__Stated goal__
Take every line from the material that has the word "vehicle" in it.

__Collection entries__
_____
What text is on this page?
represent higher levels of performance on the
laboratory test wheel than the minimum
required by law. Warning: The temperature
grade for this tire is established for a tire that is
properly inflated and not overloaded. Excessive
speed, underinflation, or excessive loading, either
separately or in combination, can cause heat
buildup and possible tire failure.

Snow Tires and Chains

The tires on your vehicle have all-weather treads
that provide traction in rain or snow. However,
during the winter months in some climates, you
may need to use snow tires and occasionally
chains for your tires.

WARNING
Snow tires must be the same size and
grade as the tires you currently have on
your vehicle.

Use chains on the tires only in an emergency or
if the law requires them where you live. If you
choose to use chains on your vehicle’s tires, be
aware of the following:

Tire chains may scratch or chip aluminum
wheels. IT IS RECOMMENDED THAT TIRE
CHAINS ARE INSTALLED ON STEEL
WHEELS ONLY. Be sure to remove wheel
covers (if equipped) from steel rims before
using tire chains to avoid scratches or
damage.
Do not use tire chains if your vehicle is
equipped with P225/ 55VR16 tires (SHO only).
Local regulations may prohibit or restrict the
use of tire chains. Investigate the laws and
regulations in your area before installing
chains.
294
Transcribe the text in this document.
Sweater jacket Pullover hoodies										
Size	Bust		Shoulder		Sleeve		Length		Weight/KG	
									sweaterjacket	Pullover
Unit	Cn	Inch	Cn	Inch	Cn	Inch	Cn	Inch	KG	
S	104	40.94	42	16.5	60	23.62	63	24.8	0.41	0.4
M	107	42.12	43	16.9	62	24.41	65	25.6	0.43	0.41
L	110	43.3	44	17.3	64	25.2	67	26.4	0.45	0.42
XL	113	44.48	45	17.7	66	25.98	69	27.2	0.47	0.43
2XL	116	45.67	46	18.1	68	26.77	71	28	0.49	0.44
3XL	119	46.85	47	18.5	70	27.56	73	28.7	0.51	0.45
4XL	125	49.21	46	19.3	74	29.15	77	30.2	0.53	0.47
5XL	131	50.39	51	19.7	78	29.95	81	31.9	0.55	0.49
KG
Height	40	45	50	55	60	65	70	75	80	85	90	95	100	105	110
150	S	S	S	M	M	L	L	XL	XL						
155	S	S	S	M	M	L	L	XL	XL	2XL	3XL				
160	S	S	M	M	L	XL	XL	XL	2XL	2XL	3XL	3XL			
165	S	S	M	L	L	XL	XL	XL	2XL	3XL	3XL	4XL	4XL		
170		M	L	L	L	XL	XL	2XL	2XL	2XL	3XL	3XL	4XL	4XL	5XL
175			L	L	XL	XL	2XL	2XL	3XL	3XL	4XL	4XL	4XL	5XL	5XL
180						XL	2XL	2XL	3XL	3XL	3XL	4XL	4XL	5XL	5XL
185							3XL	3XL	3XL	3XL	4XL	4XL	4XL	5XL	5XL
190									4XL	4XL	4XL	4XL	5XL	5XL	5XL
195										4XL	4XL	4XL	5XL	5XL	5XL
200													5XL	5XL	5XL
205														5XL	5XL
_____
__Correct response__
The tires on your vehicle have all-weather treads
your vehicle.
choose to use chains on your vehicle’s tires, be
Do not use tire chains if your vehicle is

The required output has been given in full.